**Reading passage:**
--------------------------------
The details are all petty enough, but they proved how sincerely Mistral and his wife love their country and their surroundings and endeavor to ennoble them and make the most of them. After sitting at table and enjoying their hospitality, we went out again into the garden where Madame Mistral gathered “Nerto” (myrtle) for us, beside roses and other more beautiful but more formidable things. “Nerto” is the title of one of his last books (I hear) and the wife doubtless believed that we should cherish a branch of her myrtle especially in memory of the visit. She was quite right, but these things which are “to last”—how frail they are; the things that remain are those which are written on the heart.

We cannot forget these two picturesque beings standing in their garden, filling our hands with flowers and bidding us farewell. As we drove away into the sunny plain once more, we found it speaking to us with a voice of human kindness echoing from that poetic and friendly home. In a more personal vein, the address to Lamartine by Mistral expresses better his mood of the afternoon when we stood together looking at the bust and recalling each our personal remembrance of the man.

An excursion from London, on September 12, devoted to a day with Henry James, gave Mrs. Fields a memorable glimpse of the son of an old friend, and an honest pleasure in learning at first hand of his appreciation of Miss Jewett’s writings.

Monday, September 13, 1898.—We left London about 11 o’clock for Rye, to pass the day with Mr. Henry James. He was waiting for us at the station with a carriage, and in five minutes we found ourselves at the top of a silent little winding street, at a green door with a brass knocker, wearing the air of impenetrable respectability which is so well known in England. Another instant and an old servant, Smith (who with his wife has been in Mr. James’s service for 20 years), opened the door and helped us from the carriage. It was a pretty interior—large enough for elegance, and simple enough to suit the severe taste of a scholar and private gentleman.
--------------------------------
**Bounding box prediction data:**
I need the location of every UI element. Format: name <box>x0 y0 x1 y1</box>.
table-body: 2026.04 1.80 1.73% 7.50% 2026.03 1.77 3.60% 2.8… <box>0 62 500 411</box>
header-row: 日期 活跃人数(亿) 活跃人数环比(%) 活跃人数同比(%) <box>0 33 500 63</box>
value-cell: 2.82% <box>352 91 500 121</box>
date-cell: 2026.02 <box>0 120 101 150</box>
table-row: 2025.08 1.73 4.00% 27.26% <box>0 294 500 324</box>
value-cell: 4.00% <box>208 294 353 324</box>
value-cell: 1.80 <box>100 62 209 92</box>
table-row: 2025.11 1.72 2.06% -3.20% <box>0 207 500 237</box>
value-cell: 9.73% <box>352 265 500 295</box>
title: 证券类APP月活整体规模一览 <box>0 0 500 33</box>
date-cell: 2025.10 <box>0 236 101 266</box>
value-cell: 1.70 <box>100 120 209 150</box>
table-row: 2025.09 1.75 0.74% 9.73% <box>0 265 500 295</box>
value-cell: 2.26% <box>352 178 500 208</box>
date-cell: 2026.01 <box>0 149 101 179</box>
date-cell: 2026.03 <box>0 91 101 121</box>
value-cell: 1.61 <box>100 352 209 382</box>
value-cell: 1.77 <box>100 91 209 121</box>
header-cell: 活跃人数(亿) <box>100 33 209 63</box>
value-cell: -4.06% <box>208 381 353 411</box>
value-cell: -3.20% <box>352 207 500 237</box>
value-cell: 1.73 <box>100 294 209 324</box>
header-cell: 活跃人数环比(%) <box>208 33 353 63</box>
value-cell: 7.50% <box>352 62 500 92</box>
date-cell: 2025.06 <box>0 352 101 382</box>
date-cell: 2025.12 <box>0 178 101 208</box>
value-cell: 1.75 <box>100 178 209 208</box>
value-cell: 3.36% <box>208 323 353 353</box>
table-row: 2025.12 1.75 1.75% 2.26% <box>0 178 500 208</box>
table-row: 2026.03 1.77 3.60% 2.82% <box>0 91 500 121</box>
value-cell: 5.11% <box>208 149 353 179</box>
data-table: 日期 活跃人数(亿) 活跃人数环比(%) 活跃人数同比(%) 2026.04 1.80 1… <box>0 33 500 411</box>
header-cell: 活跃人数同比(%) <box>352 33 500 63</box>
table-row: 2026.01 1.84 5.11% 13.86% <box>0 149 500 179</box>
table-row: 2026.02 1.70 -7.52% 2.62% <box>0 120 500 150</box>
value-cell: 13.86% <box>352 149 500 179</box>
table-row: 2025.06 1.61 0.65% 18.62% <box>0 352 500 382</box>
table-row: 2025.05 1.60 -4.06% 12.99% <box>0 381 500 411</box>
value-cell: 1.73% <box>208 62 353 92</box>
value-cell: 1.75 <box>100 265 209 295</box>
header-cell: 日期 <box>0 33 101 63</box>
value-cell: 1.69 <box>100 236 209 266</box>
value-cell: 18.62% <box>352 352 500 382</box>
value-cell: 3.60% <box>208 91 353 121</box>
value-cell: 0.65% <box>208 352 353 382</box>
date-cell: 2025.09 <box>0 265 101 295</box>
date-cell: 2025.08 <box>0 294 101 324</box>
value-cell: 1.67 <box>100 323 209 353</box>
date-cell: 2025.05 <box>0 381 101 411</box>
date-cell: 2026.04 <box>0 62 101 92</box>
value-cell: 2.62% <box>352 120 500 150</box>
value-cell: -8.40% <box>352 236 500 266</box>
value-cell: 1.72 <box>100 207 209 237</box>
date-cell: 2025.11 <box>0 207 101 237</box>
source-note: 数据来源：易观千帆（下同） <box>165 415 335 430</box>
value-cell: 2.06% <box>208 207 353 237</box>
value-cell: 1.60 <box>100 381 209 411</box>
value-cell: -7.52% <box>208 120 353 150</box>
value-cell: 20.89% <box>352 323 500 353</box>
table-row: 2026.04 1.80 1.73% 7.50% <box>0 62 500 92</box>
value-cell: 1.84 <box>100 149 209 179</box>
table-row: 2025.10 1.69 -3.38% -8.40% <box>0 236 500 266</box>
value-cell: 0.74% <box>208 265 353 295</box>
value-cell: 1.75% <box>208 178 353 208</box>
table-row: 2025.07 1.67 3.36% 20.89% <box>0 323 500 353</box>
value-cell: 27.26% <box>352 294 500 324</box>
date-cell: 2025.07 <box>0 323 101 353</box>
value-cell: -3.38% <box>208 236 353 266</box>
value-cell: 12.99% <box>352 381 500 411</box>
--------------------------------
**The task:** Set down, word for word, the part of the reading passage from "Monday, September 13, 1898.—We" to "and private gentleman.". Rely only on the reading passage and leave the rows aside.

**Exercise response:**
Monday, September 13, 1898.—We left London about 11 o’clock for Rye, to pass the day with Mr. Henry James. He was waiting for us at the station with a carriage, and in five minutes we found ourselves at the top of a silent little winding street, at a green door with a brass knocker, wearing the air of impenetrable respectability which is so well known in England. Another instant and an old servant, Smith (who with his wife has been in Mr. James’s service for 20 years), opened the door and helped us from the carriage. It was a pretty interior—large enough for elegance, and simple enough to suit the severe taste of a scholar and private gentleman.